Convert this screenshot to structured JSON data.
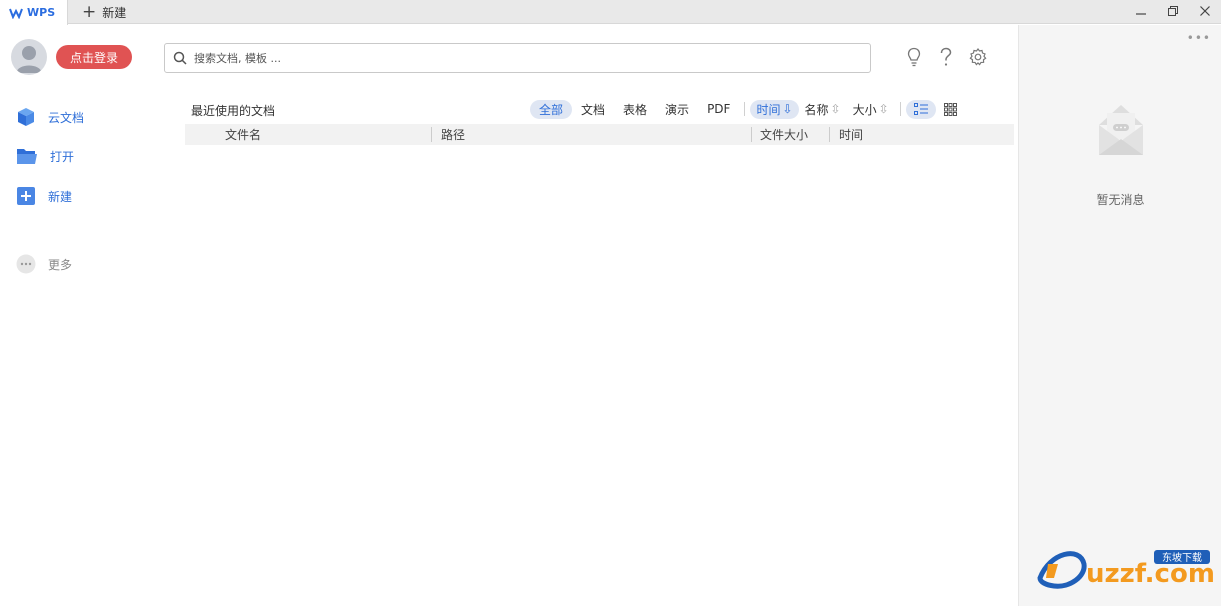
{
  "titlebar": {
    "app_tab": "WPS",
    "new_tab": "新建"
  },
  "account": {
    "login_label": "点击登录"
  },
  "nav": {
    "items": [
      {
        "label": "云文档",
        "icon": "cloud-doc-icon"
      },
      {
        "label": "打开",
        "icon": "folder-open-icon"
      },
      {
        "label": "新建",
        "icon": "add-doc-icon"
      }
    ],
    "more_label": "更多"
  },
  "search": {
    "placeholder": "搜索文档, 模板 ..."
  },
  "recent": {
    "title": "最近使用的文档",
    "filters": [
      "全部",
      "文档",
      "表格",
      "演示",
      "PDF"
    ],
    "active_filter": "全部",
    "sorts": [
      {
        "label": "时间",
        "arrow": "⇩"
      },
      {
        "label": "名称",
        "arrow": "⇳"
      },
      {
        "label": "大小",
        "arrow": "⇳"
      }
    ],
    "columns": {
      "name": "文件名",
      "path": "路径",
      "size": "文件大小",
      "time": "时间"
    }
  },
  "messages": {
    "empty_label": "暂无消息"
  },
  "watermark": {
    "text": "uzzf.com",
    "tag": "东坡下载"
  },
  "colors": {
    "accent": "#2f6fd8",
    "login_bg": "#e05353",
    "panel_bg": "#f5f5f5"
  }
}
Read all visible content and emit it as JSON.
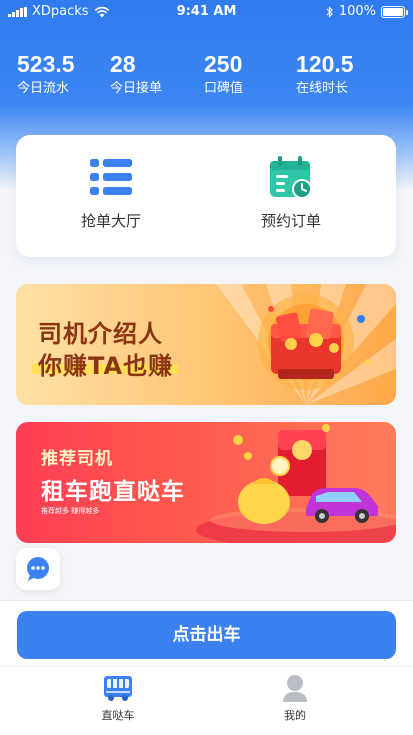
{
  "status_bar": {
    "carrier": "XDpacks",
    "time": "9:41 AM",
    "battery": "100%",
    "icons": [
      "signal-icon",
      "wifi-icon",
      "bluetooth-icon",
      "battery-icon"
    ]
  },
  "stats": [
    {
      "value": "523.5",
      "label": "今日流水"
    },
    {
      "value": "28",
      "label": "今日接单"
    },
    {
      "value": "250",
      "label": "口碑值"
    },
    {
      "value": "120.5",
      "label": "在线时长"
    }
  ],
  "menu": [
    {
      "label": "抢单大厅",
      "icon": "list-icon"
    },
    {
      "label": "预约订单",
      "icon": "calendar-clock-icon"
    }
  ],
  "banners": [
    {
      "line1": "司机介绍人",
      "line2": "你赚TA也赚"
    },
    {
      "line1": "推荐司机",
      "line2": "租车跑直哒车",
      "line3": "推荐越多 赚得越多"
    }
  ],
  "chat": {
    "icon": "chat-bubble-icon"
  },
  "depart_button": {
    "label": "点击出车"
  },
  "tabs": [
    {
      "label": "直哒车",
      "icon": "bus-icon",
      "active": true
    },
    {
      "label": "我的",
      "icon": "user-icon",
      "active": false
    }
  ],
  "colors": {
    "primary": "#3b82f0",
    "header": "#2f7bef",
    "banner1_text": "#8b3512",
    "banner2_bg": "#ff3d55",
    "accent_teal": "#2ec7a8"
  }
}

-- WRITTEN REQUEST --
Reproduce all the records verbatim, excluding images.

-- REPLY --
Convert this screenshot to structured JSON data.
{
  "titlebar": {
    "app_tab": "WPS",
    "new_tab": "新建"
  },
  "account": {
    "login_label": "点击登录"
  },
  "nav": {
    "items": [
      {
        "label": "云文档",
        "icon": "cloud-doc-icon"
      },
      {
        "label": "打开",
        "icon": "folder-open-icon"
      },
      {
        "label": "新建",
        "icon": "add-doc-icon"
      }
    ],
    "more_label": "更多"
  },
  "search": {
    "placeholder": "搜索文档, 模板 ..."
  },
  "recent": {
    "title": "最近使用的文档",
    "filters": [
      "全部",
      "文档",
      "表格",
      "演示",
      "PDF"
    ],
    "active_filter": "全部",
    "sorts": [
      {
        "label": "时间",
        "arrow": "⇩"
      },
      {
        "label": "名称",
        "arrow": "⇳"
      },
      {
        "label": "大小",
        "arrow": "⇳"
      }
    ],
    "columns": {
      "name": "文件名",
      "path": "路径",
      "size": "文件大小",
      "time": "时间"
    }
  },
  "messages": {
    "empty_label": "暂无消息"
  },
  "watermark": {
    "text": "uzzf.com",
    "tag": "东坡下载"
  },
  "colors": {
    "accent": "#2f6fd8",
    "login_bg": "#e05353",
    "panel_bg": "#f5f5f5"
  }
}
Read all visible content and emit it as JSON.
{
  "status_bar": {
    "carrier": "XDpacks",
    "time": "9:41 AM",
    "battery": "100%",
    "icons": [
      "signal-icon",
      "wifi-icon",
      "bluetooth-icon",
      "battery-icon"
    ]
  },
  "stats": [
    {
      "value": "523.5",
      "label": "今日流水"
    },
    {
      "value": "28",
      "label": "今日接单"
    },
    {
      "value": "250",
      "label": "口碑值"
    },
    {
      "value": "120.5",
      "label": "在线时长"
    }
  ],
  "menu": [
    {
      "label": "抢单大厅",
      "icon": "list-icon"
    },
    {
      "label": "预约订单",
      "icon": "calendar-clock-icon"
    }
  ],
  "banners": [
    {
      "line1": "司机介绍人",
      "line2": "你赚TA也赚"
    },
    {
      "line1": "推荐司机",
      "line2": "租车跑直哒车",
      "line3": "推荐越多 赚得越多"
    }
  ],
  "chat": {
    "icon": "chat-bubble-icon"
  },
  "depart_button": {
    "label": "点击出车"
  },
  "tabs": [
    {
      "label": "直哒车",
      "icon": "bus-icon",
      "active": true
    },
    {
      "label": "我的",
      "icon": "user-icon",
      "active": false
    }
  ],
  "colors": {
    "primary": "#3b82f0",
    "header": "#2f7bef",
    "banner1_text": "#8b3512",
    "banner2_bg": "#ff3d55",
    "accent_teal": "#2ec7a8"
  }
}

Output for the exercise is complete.